## EXERCISE DESCRIPTION
Each line below should be retyped exactly, with no pictures.
## START DATA EXTRACT
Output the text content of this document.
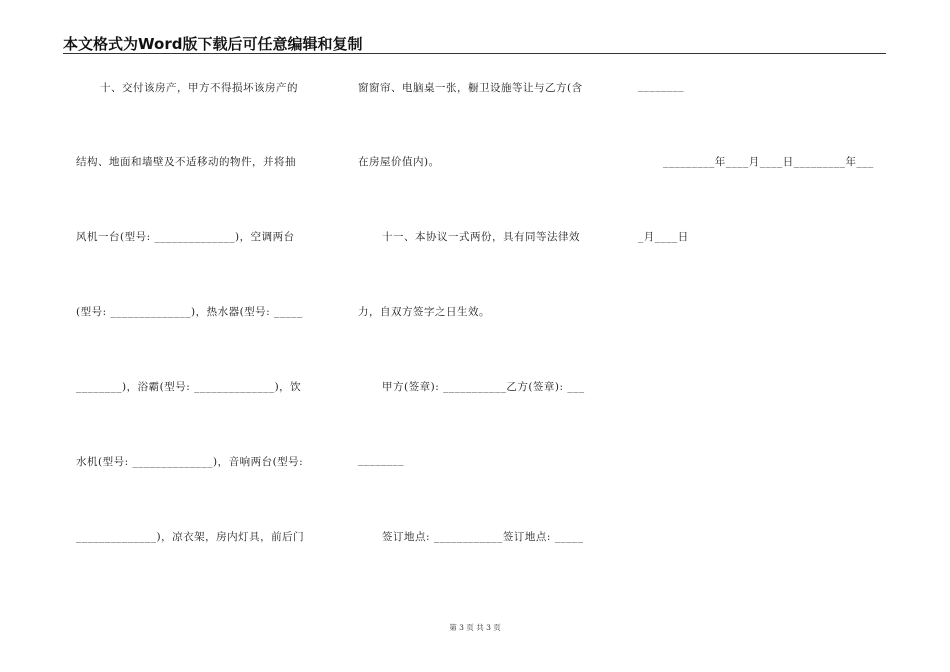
本文格式为Word版下载后可任意编辑和复制
十、交付该房产，甲方不得损坏该房产的
结构、地面和墙壁及不适移动的物件，并将抽
风机一台(型号: ______________)，空调两台
(型号: ______________)，热水器(型号: _____
________)，浴霸(型号: ______________)，饮
水机(型号: ______________)，音响两台(型号:
______________)，凉衣架，房内灯具，前后门
窗窗帘、电脑桌一张，橱卫设施等让与乙方(含
在房屋价值内)。
十一、本协议一式两份，具有同等法律效
力，自双方签字之日生效。
甲方(签章): ___________乙方(签章): ___
________
签订地点: ____________签订地点: _____
________
_________年____月____日_________年___
_月____日
第 3 页 共 3 页
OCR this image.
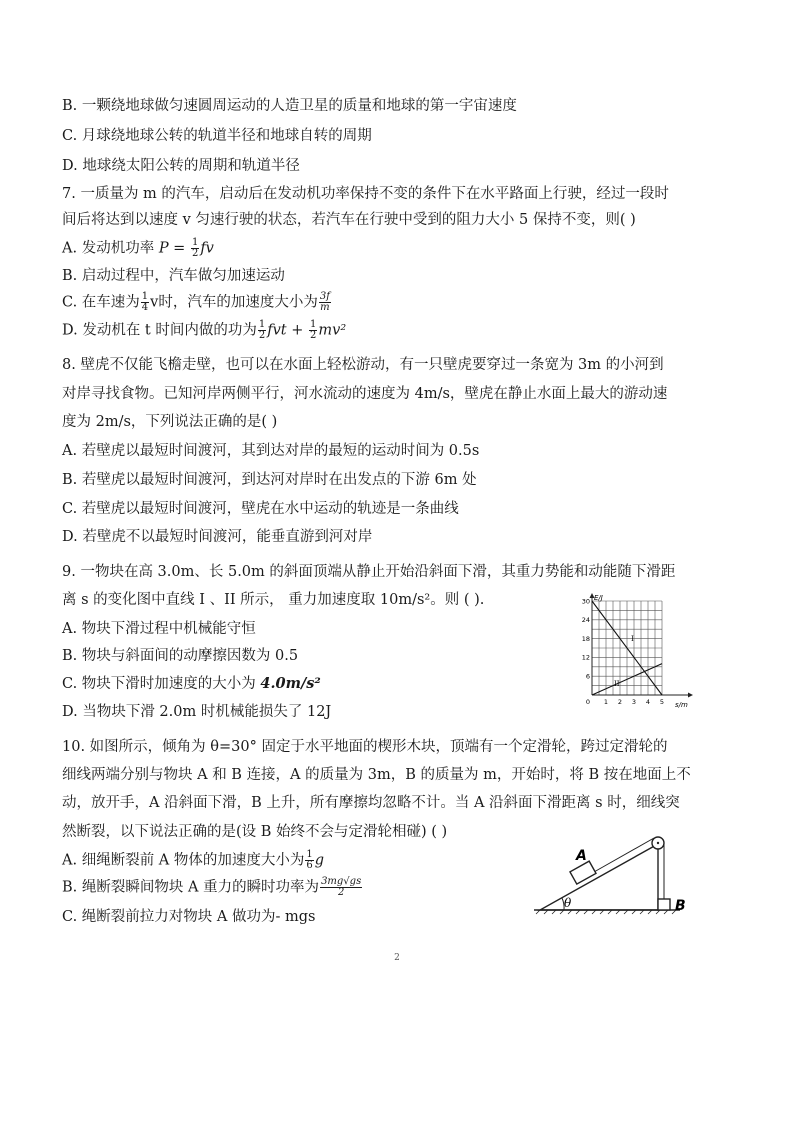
B. 一颗绕地球做匀速圆周运动的人造卫星的质量和地球的第一宇宙速度
C. 月球绕地球公转的轨道半径和地球自转的周期
D. 地球绕太阳公转的周期和轨道半径
7. 一质量为 m 的汽车，启动后在发动机功率保持不变的条件下在水平路面上行驶，经过一段时
间后将达到以速度 v 匀速行驶的状态，若汽车在行驶中受到的阻力大小 5 保持不变，则( )
A. 发动机功率 $P = \frac{1}{2}$ fv
B. 启动过程中，汽车做匀加速运动
C. 在车速为 $\frac{1}{4}$ v时，汽车的加速度大小为 $\frac{3f}{m}$
D. 发动机在 t 时间内做的功为 $\frac{1}{2}$ fvt + $\frac{1}{2} mv^2$
8. 壁虎不仅能飞檐走壁，也可以在水面上轻松游动，有一只壁虎要穿过一条宽为 3m 的小河到
对岸寻找食物。已知河岸两侧平行，河水流动的速度为 4m/s，壁虎在静止水面上最大的游动速
度为 2m/s，下列说法正确的是( )
A. 若壁虎以最短时间渡河，其到达对岸的最短的运动时间为 0.5s
B. 若壁虎以最短时间渡河，到达河对岸时在出发点的下游 6m 处
C. 若壁虎以最短时间渡河，壁虎在水中运动的轨迹是一条曲线
D. 若壁虎不以最短时间渡河，能垂直游到河对岸
9. 一物块在高 3.0m、长 5.0m 的斜面顶端从静止开始沿斜面下滑，其重力势能和动能随下滑距
离 s 的变化图中直线 I 、II 所示， 重力加速度取 10m/s²。则 ( ).
A. 物块下滑过程中机械能守恒
B. 物块与斜面间的动摩擦因数为 0.5
C. 物块下滑时加速度的大小为 4.0m/s²
D. 当物块下滑 2.0m 时机械能损失了 12J
30
24
18
12
6
0 1 2 3 4 5
E/J
s/m
I
II
10. 如图所示，倾角为 θ=30° 固定于水平地面的楔形木块，顶端有一个定滑轮，跨过定滑轮的
细线两端分别与物块 A 和 B 连接，A 的质量为 3m，B 的质量为 m，开始时，将 B 按在地面上不
动，放开手，A 沿斜面下滑，B 上升，所有摩擦均忽略不计。当 A 沿斜面下滑距离 s 时，细线突
然断裂，以下说法正确的是(设 B 始终不会与定滑轮相碰) ( )
A. 细绳断裂前 A 物体的加速度大小为 $\frac{1}{6}$ g
B. 绳断裂瞬间物块 A 重力的瞬时功率为 $\frac{3mg√gs}{2}$
C. 绳断裂前拉力对物块 A 做功为- mgs
θ
A
B
2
## END DATA EXTRACT
## TASK OUTPUT
Output the text content of this document.
本文格式为Word版下载后可任意编辑和复制
十、交付该房产，甲方不得损坏该房产的
结构、地面和墙壁及不适移动的物件，并将抽
风机一台(型号: ______________)，空调两台
(型号: ______________)，热水器(型号: _____
________)，浴霸(型号: ______________)，饮
水机(型号: ______________)，音响两台(型号:
______________)，凉衣架，房内灯具，前后门
窗窗帘、电脑桌一张，橱卫设施等让与乙方(含
在房屋价值内)。
十一、本协议一式两份，具有同等法律效
力，自双方签字之日生效。
甲方(签章): ___________乙方(签章): ___
________
签订地点: ____________签订地点: _____
________
_________年____月____日_________年___
_月____日
第 3 页 共 3 页
OCR this image.
B. 一颗绕地球做匀速圆周运动的人造卫星的质量和地球的第一宇宙速度
C. 月球绕地球公转的轨道半径和地球自转的周期
D. 地球绕太阳公转的周期和轨道半径
7. 一质量为 m 的汽车，启动后在发动机功率保持不变的条件下在水平路面上行驶，经过一段时
间后将达到以速度 v 匀速行驶的状态，若汽车在行驶中受到的阻力大小 5 保持不变，则( )
A. 发动机功率 $P = \frac{1}{2}$ fv
B. 启动过程中，汽车做匀加速运动
C. 在车速为 $\frac{1}{4}$ v时，汽车的加速度大小为 $\frac{3f}{m}$
D. 发动机在 t 时间内做的功为 $\frac{1}{2}$ fvt + $\frac{1}{2} mv^2$
8. 壁虎不仅能飞檐走壁，也可以在水面上轻松游动，有一只壁虎要穿过一条宽为 3m 的小河到
对岸寻找食物。已知河岸两侧平行，河水流动的速度为 4m/s，壁虎在静止水面上最大的游动速
度为 2m/s，下列说法正确的是( )
A. 若壁虎以最短时间渡河，其到达对岸的最短的运动时间为 0.5s
B. 若壁虎以最短时间渡河，到达河对岸时在出发点的下游 6m 处
C. 若壁虎以最短时间渡河，壁虎在水中运动的轨迹是一条曲线
D. 若壁虎不以最短时间渡河，能垂直游到河对岸
9. 一物块在高 3.0m、长 5.0m 的斜面顶端从静止开始沿斜面下滑，其重力势能和动能随下滑距
离 s 的变化图中直线 I 、II 所示， 重力加速度取 10m/s²。则 ( ).
A. 物块下滑过程中机械能守恒
B. 物块与斜面间的动摩擦因数为 0.5
C. 物块下滑时加速度的大小为 4.0m/s²
D. 当物块下滑 2.0m 时机械能损失了 12J
30
24
18
12
6
0 1 2 3 4 5
E/J
s/m
I
II
10. 如图所示，倾角为 θ=30° 固定于水平地面的楔形木块，顶端有一个定滑轮，跨过定滑轮的
细线两端分别与物块 A 和 B 连接，A 的质量为 3m，B 的质量为 m，开始时，将 B 按在地面上不
动，放开手，A 沿斜面下滑，B 上升，所有摩擦均忽略不计。当 A 沿斜面下滑距离 s 时，细线突
然断裂，以下说法正确的是(设 B 始终不会与定滑轮相碰) ( )
A. 细绳断裂前 A 物体的加速度大小为 $\frac{1}{6}$ g
B. 绳断裂瞬间物块 A 重力的瞬时功率为 $\frac{3mg√gs}{2}$
C. 绳断裂前拉力对物块 A 做功为- mgs
θ
A
B
2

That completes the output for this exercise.